Your objective: Every entry must be repeated exactly. Exclude all pictures.

Source data:
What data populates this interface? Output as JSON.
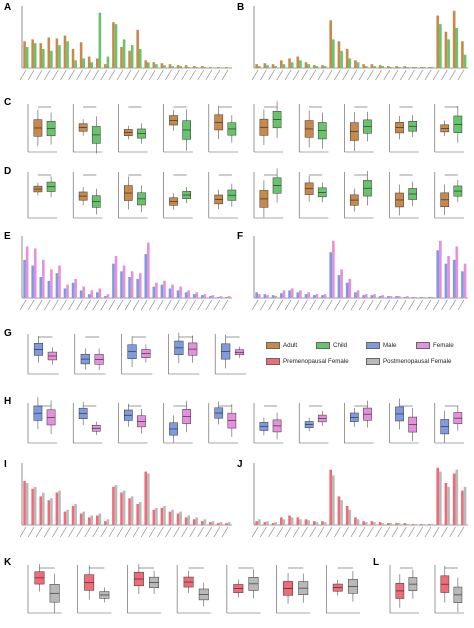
{
  "panels": [
    "A",
    "B",
    "C",
    "D",
    "E",
    "F",
    "G",
    "H",
    "I",
    "J",
    "K",
    "L"
  ],
  "legend": [
    {
      "label": "Adult",
      "color": "#c8894a"
    },
    {
      "label": "Child",
      "color": "#67c46a"
    },
    {
      "label": "Male",
      "color": "#7f9be0"
    },
    {
      "label": "Female",
      "color": "#e58fdd"
    },
    {
      "label": "Premenopausal Female",
      "color": "#f06b78"
    },
    {
      "label": "Postmenopausal Female",
      "color": "#b9b9b9"
    }
  ],
  "chart_data": [
    {
      "panel": "A",
      "type": "bar",
      "series": [
        {
          "name": "Adult",
          "color": "#c8894a",
          "values": [
            28,
            30,
            26,
            32,
            31,
            34,
            20,
            27,
            12,
            10,
            4,
            48,
            22,
            18,
            40,
            8,
            6,
            5,
            4,
            3,
            3,
            2,
            2,
            1,
            1,
            1
          ]
        },
        {
          "name": "Child",
          "color": "#67c46a",
          "values": [
            22,
            26,
            20,
            18,
            24,
            28,
            8,
            10,
            6,
            58,
            12,
            46,
            30,
            24,
            20,
            6,
            4,
            3,
            2,
            2,
            1,
            1,
            1,
            0,
            0,
            0
          ]
        }
      ]
    },
    {
      "panel": "B",
      "type": "bar",
      "series": [
        {
          "name": "Adult",
          "color": "#c8894a",
          "values": [
            4,
            5,
            4,
            8,
            10,
            12,
            6,
            3,
            3,
            50,
            28,
            20,
            8,
            4,
            4,
            3,
            2,
            2,
            2,
            1,
            1,
            1,
            55,
            38,
            60,
            28
          ]
        },
        {
          "name": "Child",
          "color": "#67c46a",
          "values": [
            2,
            3,
            2,
            4,
            6,
            8,
            4,
            2,
            2,
            30,
            18,
            10,
            6,
            2,
            2,
            2,
            1,
            1,
            1,
            1,
            1,
            1,
            46,
            30,
            42,
            14
          ]
        }
      ]
    },
    {
      "panel": "C",
      "type": "box",
      "groups": [
        "Adult",
        "Child"
      ],
      "count": 10
    },
    {
      "panel": "D",
      "type": "box",
      "groups": [
        "Adult",
        "Child"
      ],
      "count": 10
    },
    {
      "panel": "E",
      "type": "bar",
      "series": [
        {
          "name": "Male",
          "color": "#7f9be0",
          "values": [
            40,
            34,
            22,
            18,
            26,
            10,
            16,
            8,
            4,
            6,
            2,
            36,
            28,
            22,
            20,
            46,
            12,
            14,
            10,
            8,
            6,
            4,
            3,
            2,
            1,
            1
          ]
        },
        {
          "name": "Female",
          "color": "#e58fdd",
          "values": [
            54,
            52,
            40,
            30,
            34,
            14,
            20,
            12,
            8,
            10,
            4,
            44,
            34,
            28,
            26,
            58,
            16,
            18,
            14,
            12,
            8,
            6,
            4,
            3,
            2,
            2
          ]
        }
      ]
    },
    {
      "panel": "F",
      "type": "bar",
      "series": [
        {
          "name": "Male",
          "color": "#7f9be0",
          "values": [
            6,
            4,
            3,
            5,
            8,
            6,
            4,
            3,
            3,
            48,
            24,
            16,
            6,
            3,
            3,
            2,
            2,
            2,
            1,
            1,
            1,
            1,
            50,
            36,
            40,
            28
          ]
        },
        {
          "name": "Female",
          "color": "#e58fdd",
          "values": [
            4,
            3,
            2,
            8,
            10,
            8,
            6,
            4,
            4,
            60,
            30,
            20,
            8,
            4,
            4,
            3,
            2,
            2,
            2,
            1,
            1,
            1,
            60,
            44,
            54,
            36
          ]
        }
      ]
    },
    {
      "panel": "G",
      "type": "box",
      "groups": [
        "Male",
        "Female"
      ],
      "count": 5
    },
    {
      "panel": "H",
      "type": "box",
      "groups": [
        "Male",
        "Female"
      ],
      "count": 10
    },
    {
      "panel": "I",
      "type": "bar",
      "series": [
        {
          "name": "Premenopausal Female",
          "color": "#f06b78",
          "values": [
            46,
            38,
            30,
            26,
            34,
            14,
            20,
            12,
            8,
            10,
            4,
            40,
            34,
            28,
            22,
            56,
            16,
            18,
            14,
            12,
            8,
            6,
            4,
            3,
            2,
            2
          ]
        },
        {
          "name": "Postmenopausal Female",
          "color": "#b9b9b9",
          "values": [
            44,
            40,
            34,
            28,
            36,
            16,
            22,
            14,
            10,
            12,
            6,
            42,
            36,
            30,
            24,
            54,
            18,
            20,
            16,
            14,
            10,
            8,
            6,
            4,
            3,
            3
          ]
        }
      ]
    },
    {
      "panel": "J",
      "type": "bar",
      "series": [
        {
          "name": "Premenopausal Female",
          "color": "#f06b78",
          "values": [
            4,
            3,
            2,
            8,
            10,
            8,
            6,
            4,
            4,
            58,
            30,
            20,
            8,
            4,
            4,
            3,
            2,
            2,
            2,
            1,
            1,
            1,
            60,
            44,
            54,
            36
          ]
        },
        {
          "name": "Postmenopausal Female",
          "color": "#b9b9b9",
          "values": [
            6,
            4,
            3,
            6,
            8,
            6,
            5,
            3,
            3,
            52,
            26,
            16,
            6,
            3,
            3,
            2,
            2,
            2,
            1,
            1,
            1,
            1,
            56,
            40,
            58,
            40
          ]
        }
      ]
    },
    {
      "panel": "K",
      "type": "box",
      "groups": [
        "Premenopausal Female",
        "Postmenopausal Female"
      ],
      "count": 7
    },
    {
      "panel": "L",
      "type": "box",
      "groups": [
        "Premenopausal Female",
        "Postmenopausal Female"
      ],
      "count": 2
    }
  ]
}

Finished exercise:
What data populates this interface? Output as JSON.
{
  "panels": [
    "A",
    "B",
    "C",
    "D",
    "E",
    "F",
    "G",
    "H",
    "I",
    "J",
    "K",
    "L"
  ],
  "legend": [
    {
      "label": "Adult",
      "color": "#c8894a"
    },
    {
      "label": "Child",
      "color": "#67c46a"
    },
    {
      "label": "Male",
      "color": "#7f9be0"
    },
    {
      "label": "Female",
      "color": "#e58fdd"
    },
    {
      "label": "Premenopausal Female",
      "color": "#f06b78"
    },
    {
      "label": "Postmenopausal Female",
      "color": "#b9b9b9"
    }
  ],
  "chart_data": [
    {
      "panel": "A",
      "type": "bar",
      "series": [
        {
          "name": "Adult",
          "color": "#c8894a",
          "values": [
            28,
            30,
            26,
            32,
            31,
            34,
            20,
            27,
            12,
            10,
            4,
            48,
            22,
            18,
            40,
            8,
            6,
            5,
            4,
            3,
            3,
            2,
            2,
            1,
            1,
            1
          ]
        },
        {
          "name": "Child",
          "color": "#67c46a",
          "values": [
            22,
            26,
            20,
            18,
            24,
            28,
            8,
            10,
            6,
            58,
            12,
            46,
            30,
            24,
            20,
            6,
            4,
            3,
            2,
            2,
            1,
            1,
            1,
            0,
            0,
            0
          ]
        }
      ]
    },
    {
      "panel": "B",
      "type": "bar",
      "series": [
        {
          "name": "Adult",
          "color": "#c8894a",
          "values": [
            4,
            5,
            4,
            8,
            10,
            12,
            6,
            3,
            3,
            50,
            28,
            20,
            8,
            4,
            4,
            3,
            2,
            2,
            2,
            1,
            1,
            1,
            55,
            38,
            60,
            28
          ]
        },
        {
          "name": "Child",
          "color": "#67c46a",
          "values": [
            2,
            3,
            2,
            4,
            6,
            8,
            4,
            2,
            2,
            30,
            18,
            10,
            6,
            2,
            2,
            2,
            1,
            1,
            1,
            1,
            1,
            1,
            46,
            30,
            42,
            14
          ]
        }
      ]
    },
    {
      "panel": "C",
      "type": "box",
      "groups": [
        "Adult",
        "Child"
      ],
      "count": 10
    },
    {
      "panel": "D",
      "type": "box",
      "groups": [
        "Adult",
        "Child"
      ],
      "count": 10
    },
    {
      "panel": "E",
      "type": "bar",
      "series": [
        {
          "name": "Male",
          "color": "#7f9be0",
          "values": [
            40,
            34,
            22,
            18,
            26,
            10,
            16,
            8,
            4,
            6,
            2,
            36,
            28,
            22,
            20,
            46,
            12,
            14,
            10,
            8,
            6,
            4,
            3,
            2,
            1,
            1
          ]
        },
        {
          "name": "Female",
          "color": "#e58fdd",
          "values": [
            54,
            52,
            40,
            30,
            34,
            14,
            20,
            12,
            8,
            10,
            4,
            44,
            34,
            28,
            26,
            58,
            16,
            18,
            14,
            12,
            8,
            6,
            4,
            3,
            2,
            2
          ]
        }
      ]
    },
    {
      "panel": "F",
      "type": "bar",
      "series": [
        {
          "name": "Male",
          "color": "#7f9be0",
          "values": [
            6,
            4,
            3,
            5,
            8,
            6,
            4,
            3,
            3,
            48,
            24,
            16,
            6,
            3,
            3,
            2,
            2,
            2,
            1,
            1,
            1,
            1,
            50,
            36,
            40,
            28
          ]
        },
        {
          "name": "Female",
          "color": "#e58fdd",
          "values": [
            4,
            3,
            2,
            8,
            10,
            8,
            6,
            4,
            4,
            60,
            30,
            20,
            8,
            4,
            4,
            3,
            2,
            2,
            2,
            1,
            1,
            1,
            60,
            44,
            54,
            36
          ]
        }
      ]
    },
    {
      "panel": "G",
      "type": "box",
      "groups": [
        "Male",
        "Female"
      ],
      "count": 5
    },
    {
      "panel": "H",
      "type": "box",
      "groups": [
        "Male",
        "Female"
      ],
      "count": 10
    },
    {
      "panel": "I",
      "type": "bar",
      "series": [
        {
          "name": "Premenopausal Female",
          "color": "#f06b78",
          "values": [
            46,
            38,
            30,
            26,
            34,
            14,
            20,
            12,
            8,
            10,
            4,
            40,
            34,
            28,
            22,
            56,
            16,
            18,
            14,
            12,
            8,
            6,
            4,
            3,
            2,
            2
          ]
        },
        {
          "name": "Postmenopausal Female",
          "color": "#b9b9b9",
          "values": [
            44,
            40,
            34,
            28,
            36,
            16,
            22,
            14,
            10,
            12,
            6,
            42,
            36,
            30,
            24,
            54,
            18,
            20,
            16,
            14,
            10,
            8,
            6,
            4,
            3,
            3
          ]
        }
      ]
    },
    {
      "panel": "J",
      "type": "bar",
      "series": [
        {
          "name": "Premenopausal Female",
          "color": "#f06b78",
          "values": [
            4,
            3,
            2,
            8,
            10,
            8,
            6,
            4,
            4,
            58,
            30,
            20,
            8,
            4,
            4,
            3,
            2,
            2,
            2,
            1,
            1,
            1,
            60,
            44,
            54,
            36
          ]
        },
        {
          "name": "Postmenopausal Female",
          "color": "#b9b9b9",
          "values": [
            6,
            4,
            3,
            6,
            8,
            6,
            5,
            3,
            3,
            52,
            26,
            16,
            6,
            3,
            3,
            2,
            2,
            2,
            1,
            1,
            1,
            1,
            56,
            40,
            58,
            40
          ]
        }
      ]
    },
    {
      "panel": "K",
      "type": "box",
      "groups": [
        "Premenopausal Female",
        "Postmenopausal Female"
      ],
      "count": 7
    },
    {
      "panel": "L",
      "type": "box",
      "groups": [
        "Premenopausal Female",
        "Postmenopausal Female"
      ],
      "count": 2
    }
  ]
}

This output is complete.